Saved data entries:
——
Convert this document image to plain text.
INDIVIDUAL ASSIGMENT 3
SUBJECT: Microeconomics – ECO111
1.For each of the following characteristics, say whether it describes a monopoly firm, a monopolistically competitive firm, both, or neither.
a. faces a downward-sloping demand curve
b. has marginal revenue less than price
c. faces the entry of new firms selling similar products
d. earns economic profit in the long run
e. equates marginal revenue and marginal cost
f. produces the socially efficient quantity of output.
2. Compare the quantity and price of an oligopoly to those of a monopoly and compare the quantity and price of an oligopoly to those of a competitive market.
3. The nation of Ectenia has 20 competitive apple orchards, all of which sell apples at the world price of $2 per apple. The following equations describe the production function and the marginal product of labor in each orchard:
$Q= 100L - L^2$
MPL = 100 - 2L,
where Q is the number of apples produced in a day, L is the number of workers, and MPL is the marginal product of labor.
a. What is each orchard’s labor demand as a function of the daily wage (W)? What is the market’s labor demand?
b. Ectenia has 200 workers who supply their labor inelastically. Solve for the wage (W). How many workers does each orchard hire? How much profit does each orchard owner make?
——
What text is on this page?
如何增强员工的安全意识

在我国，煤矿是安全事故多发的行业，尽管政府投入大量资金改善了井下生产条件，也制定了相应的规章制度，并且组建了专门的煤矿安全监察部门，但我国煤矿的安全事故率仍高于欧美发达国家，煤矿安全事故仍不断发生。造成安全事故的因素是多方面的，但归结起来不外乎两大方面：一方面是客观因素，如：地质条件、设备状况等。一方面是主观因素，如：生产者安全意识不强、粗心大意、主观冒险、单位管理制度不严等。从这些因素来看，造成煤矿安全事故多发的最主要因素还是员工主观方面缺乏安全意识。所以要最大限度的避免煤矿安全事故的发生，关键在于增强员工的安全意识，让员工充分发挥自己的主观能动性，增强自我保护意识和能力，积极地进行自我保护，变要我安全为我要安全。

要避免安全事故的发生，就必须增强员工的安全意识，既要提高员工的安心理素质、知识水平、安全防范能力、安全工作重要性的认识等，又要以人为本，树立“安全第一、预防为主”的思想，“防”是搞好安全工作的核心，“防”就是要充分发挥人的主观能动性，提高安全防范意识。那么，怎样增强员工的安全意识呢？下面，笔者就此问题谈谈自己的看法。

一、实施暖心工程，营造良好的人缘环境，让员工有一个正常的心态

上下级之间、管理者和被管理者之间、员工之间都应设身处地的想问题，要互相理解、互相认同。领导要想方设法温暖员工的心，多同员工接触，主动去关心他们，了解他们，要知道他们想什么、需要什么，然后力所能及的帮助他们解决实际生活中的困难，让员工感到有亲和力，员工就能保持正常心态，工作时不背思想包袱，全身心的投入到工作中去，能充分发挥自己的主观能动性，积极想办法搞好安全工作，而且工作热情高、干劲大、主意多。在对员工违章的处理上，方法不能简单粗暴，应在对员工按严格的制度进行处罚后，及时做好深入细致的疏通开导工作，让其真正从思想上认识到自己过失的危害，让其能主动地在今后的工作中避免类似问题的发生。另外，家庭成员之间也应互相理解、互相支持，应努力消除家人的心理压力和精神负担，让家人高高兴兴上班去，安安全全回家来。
——
Task directions
Count every line of the material above that holds the string "monopoly", then state only the total.

Reply
2